--- Supplied records ---
──────────

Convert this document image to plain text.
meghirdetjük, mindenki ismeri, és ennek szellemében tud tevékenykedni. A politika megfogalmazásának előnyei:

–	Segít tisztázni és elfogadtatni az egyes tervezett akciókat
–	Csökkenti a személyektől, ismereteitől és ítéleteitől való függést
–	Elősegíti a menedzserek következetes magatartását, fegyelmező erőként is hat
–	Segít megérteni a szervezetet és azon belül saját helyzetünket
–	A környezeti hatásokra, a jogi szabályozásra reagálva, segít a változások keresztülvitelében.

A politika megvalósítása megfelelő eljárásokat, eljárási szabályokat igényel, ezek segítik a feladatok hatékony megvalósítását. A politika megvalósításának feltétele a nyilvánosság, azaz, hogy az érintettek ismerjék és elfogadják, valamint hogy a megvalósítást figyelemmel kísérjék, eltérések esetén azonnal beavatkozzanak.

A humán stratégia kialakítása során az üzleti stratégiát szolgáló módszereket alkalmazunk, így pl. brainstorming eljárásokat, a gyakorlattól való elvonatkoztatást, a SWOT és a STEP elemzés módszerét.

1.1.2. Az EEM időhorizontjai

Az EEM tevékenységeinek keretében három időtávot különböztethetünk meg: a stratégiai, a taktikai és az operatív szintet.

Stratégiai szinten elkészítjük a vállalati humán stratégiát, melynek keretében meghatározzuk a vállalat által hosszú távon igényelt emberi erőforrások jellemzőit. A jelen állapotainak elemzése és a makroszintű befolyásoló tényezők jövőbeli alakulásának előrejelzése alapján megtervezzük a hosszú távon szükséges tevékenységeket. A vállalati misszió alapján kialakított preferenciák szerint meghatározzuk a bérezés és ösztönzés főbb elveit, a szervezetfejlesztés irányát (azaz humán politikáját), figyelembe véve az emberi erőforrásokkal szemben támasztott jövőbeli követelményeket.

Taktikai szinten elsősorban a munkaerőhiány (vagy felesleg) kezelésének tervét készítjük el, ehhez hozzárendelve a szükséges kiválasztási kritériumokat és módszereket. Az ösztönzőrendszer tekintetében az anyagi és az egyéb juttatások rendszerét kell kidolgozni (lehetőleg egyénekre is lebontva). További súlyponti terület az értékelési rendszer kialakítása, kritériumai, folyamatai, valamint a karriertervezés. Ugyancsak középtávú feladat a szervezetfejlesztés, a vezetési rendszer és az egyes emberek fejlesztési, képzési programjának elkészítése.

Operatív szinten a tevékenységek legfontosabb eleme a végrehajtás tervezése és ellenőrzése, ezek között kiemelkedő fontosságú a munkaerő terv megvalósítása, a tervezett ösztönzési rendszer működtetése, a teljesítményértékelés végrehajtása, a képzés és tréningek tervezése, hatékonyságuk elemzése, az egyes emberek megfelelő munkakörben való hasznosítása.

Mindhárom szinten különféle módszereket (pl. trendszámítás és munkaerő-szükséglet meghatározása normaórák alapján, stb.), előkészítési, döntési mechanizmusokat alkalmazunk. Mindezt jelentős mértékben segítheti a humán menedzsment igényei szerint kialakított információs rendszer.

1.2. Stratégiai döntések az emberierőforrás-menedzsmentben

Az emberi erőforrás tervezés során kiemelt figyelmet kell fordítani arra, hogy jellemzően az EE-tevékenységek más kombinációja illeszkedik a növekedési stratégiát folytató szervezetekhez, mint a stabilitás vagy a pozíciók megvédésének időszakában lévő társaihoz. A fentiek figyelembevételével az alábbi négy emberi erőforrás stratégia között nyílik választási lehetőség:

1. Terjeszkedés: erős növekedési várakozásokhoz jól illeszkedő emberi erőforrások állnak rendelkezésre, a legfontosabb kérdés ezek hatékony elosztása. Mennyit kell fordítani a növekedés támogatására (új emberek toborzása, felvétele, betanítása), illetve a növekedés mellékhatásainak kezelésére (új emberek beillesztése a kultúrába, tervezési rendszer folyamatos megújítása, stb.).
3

──────────

--- Set problem ---
Show every line of the listing in which the string "alkalmazunk" can be found.

--- Solution to this problem ---
A humán stratégia kialakítása során az üzleti stratégiát szolgáló módszereket alkalmazunk, így pl. brainstorming eljárásokat, a gyakorlattól való elvonatkoztatást, a SWOT és a STEP elemzés módszerét.
Mindhárom szinten különféle módszereket (pl. trendszámítás és munkaerő-szükséglet meghatározása normaórák alapján, stb.), előkészítési, döntési mechanizmusokat alkalmazunk. Mindezt jelentős mértékben segítheti a humán menedzsment igényei szerint kialakított információs rendszer.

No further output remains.